» **Task description**:
Reproduce the items below verbatim, from the first line through the line containing "500, 55, 519]", with that line included.

>> BEGIN Data to process

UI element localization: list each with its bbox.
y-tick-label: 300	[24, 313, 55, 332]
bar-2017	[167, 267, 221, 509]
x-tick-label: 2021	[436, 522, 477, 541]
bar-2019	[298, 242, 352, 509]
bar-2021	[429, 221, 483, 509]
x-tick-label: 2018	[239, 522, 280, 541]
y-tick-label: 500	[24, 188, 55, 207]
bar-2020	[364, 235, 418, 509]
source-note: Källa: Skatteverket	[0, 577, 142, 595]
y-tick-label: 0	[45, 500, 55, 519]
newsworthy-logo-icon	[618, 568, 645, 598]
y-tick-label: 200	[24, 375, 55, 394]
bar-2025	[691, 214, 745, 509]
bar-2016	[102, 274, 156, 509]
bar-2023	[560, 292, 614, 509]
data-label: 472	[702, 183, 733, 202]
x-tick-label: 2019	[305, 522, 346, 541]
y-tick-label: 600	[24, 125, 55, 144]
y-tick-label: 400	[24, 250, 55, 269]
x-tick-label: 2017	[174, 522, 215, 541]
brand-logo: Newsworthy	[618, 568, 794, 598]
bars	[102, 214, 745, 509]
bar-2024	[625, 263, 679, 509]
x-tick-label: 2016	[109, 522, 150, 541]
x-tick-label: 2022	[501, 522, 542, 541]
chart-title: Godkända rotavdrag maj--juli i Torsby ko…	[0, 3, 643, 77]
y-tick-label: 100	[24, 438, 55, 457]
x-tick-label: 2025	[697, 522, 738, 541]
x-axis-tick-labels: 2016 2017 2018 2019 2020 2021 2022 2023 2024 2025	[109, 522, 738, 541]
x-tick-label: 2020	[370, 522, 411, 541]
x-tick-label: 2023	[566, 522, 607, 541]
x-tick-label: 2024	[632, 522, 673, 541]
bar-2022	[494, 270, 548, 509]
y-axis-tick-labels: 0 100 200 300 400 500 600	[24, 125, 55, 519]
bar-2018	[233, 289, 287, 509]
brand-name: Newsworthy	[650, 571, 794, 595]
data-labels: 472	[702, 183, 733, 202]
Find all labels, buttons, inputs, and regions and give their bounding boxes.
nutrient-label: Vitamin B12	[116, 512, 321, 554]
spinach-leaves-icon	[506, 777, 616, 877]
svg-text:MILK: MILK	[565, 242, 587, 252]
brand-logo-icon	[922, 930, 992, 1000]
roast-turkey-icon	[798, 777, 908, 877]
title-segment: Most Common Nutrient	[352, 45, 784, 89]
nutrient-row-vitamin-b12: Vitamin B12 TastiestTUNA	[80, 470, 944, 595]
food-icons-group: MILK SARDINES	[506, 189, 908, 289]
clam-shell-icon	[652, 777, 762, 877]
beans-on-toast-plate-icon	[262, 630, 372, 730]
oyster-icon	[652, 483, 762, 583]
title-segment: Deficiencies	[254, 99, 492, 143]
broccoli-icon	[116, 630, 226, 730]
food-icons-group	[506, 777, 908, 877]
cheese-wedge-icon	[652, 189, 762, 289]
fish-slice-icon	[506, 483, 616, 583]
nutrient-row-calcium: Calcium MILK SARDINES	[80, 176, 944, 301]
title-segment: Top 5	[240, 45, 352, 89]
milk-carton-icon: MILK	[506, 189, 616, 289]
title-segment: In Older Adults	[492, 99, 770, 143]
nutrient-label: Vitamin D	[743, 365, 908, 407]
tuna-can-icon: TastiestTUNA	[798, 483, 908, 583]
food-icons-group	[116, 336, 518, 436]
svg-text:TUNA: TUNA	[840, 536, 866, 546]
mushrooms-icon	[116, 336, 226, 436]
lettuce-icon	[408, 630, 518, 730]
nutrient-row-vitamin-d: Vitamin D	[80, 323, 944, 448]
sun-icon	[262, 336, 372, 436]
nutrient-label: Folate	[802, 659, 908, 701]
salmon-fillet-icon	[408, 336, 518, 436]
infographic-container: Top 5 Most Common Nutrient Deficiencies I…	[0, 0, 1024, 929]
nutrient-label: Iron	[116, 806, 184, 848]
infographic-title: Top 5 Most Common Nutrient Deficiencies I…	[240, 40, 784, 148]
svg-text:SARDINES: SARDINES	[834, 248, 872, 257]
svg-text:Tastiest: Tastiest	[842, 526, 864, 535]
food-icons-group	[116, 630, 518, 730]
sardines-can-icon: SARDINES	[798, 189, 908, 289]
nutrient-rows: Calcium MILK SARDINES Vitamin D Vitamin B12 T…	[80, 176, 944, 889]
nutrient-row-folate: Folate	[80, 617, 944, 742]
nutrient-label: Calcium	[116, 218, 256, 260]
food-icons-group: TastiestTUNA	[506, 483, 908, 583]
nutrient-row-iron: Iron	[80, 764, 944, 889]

>> END Data to process

» **Written solution**:
UI element localization: list each with its bbox.
y-tick-label: 300	[24, 313, 55, 332]
bar-2017	[167, 267, 221, 509]
x-tick-label: 2021	[436, 522, 477, 541]
bar-2019	[298, 242, 352, 509]
bar-2021	[429, 221, 483, 509]
x-tick-label: 2018	[239, 522, 280, 541]
y-tick-label: 500	[24, 188, 55, 207]
bar-2020	[364, 235, 418, 509]
source-note: Källa: Skatteverket	[0, 577, 142, 595]
y-tick-label: 0	[45, 500, 55, 519]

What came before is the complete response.